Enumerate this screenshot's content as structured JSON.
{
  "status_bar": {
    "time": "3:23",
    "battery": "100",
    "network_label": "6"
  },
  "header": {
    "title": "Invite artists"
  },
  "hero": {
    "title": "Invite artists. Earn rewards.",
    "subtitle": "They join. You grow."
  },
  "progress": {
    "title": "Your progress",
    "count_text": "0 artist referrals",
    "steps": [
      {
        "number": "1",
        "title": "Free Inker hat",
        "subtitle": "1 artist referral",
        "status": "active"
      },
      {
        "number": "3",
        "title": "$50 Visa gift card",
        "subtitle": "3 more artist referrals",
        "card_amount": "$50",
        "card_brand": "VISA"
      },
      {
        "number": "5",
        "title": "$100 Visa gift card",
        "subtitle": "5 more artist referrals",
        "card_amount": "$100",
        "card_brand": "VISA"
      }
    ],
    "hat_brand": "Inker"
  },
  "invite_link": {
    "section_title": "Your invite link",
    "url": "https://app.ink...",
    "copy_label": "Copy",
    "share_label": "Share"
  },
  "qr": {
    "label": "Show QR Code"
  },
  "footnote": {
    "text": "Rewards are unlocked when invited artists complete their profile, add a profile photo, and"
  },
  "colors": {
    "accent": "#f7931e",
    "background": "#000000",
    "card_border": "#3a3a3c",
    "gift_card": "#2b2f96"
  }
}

Task directions: Extract the data in full. Keep it word for word.

Reply to the exercise:
Enumerate this screenshot's content as structured JSON.
{
  "status_bar": {
    "time": "3:23",
    "battery": "100",
    "network_label": "6"
  },
  "header": {
    "title": "Invite artists"
  },
  "hero": {
    "title": "Invite artists. Earn rewards.",
    "subtitle": "They join. You grow."
  },
  "progress": {
    "title": "Your progress",
    "count_text": "0 artist referrals",
    "steps": [
      {
        "number": "1",
        "title": "Free Inker hat",
        "subtitle": "1 artist referral",
        "status": "active"
      },
      {
        "number": "3",
        "title": "$50 Visa gift card",
        "subtitle": "3 more artist referrals",
        "card_amount": "$50",
        "card_brand": "VISA"
      },
      {
        "number": "5",
        "title": "$100 Visa gift card",
        "subtitle": "5 more artist referrals",
        "card_amount": "$100",
        "card_brand": "VISA"
      }
    ],
    "hat_brand": "Inker"
  },
  "invite_link": {
    "section_title": "Your invite link",
    "url": "https://app.ink...",
    "copy_label": "Copy",
    "share_label": "Share"
  },
  "qr": {
    "label": "Show QR Code"
  },
  "footnote": {
    "text": "Rewards are unlocked when invited artists complete their profile, add a profile photo, and"
  },
  "colors": {
    "accent": "#f7931e",
    "background": "#000000",
    "card_border": "#3a3a3c",
    "gift_card": "#2b2f96"
  }
}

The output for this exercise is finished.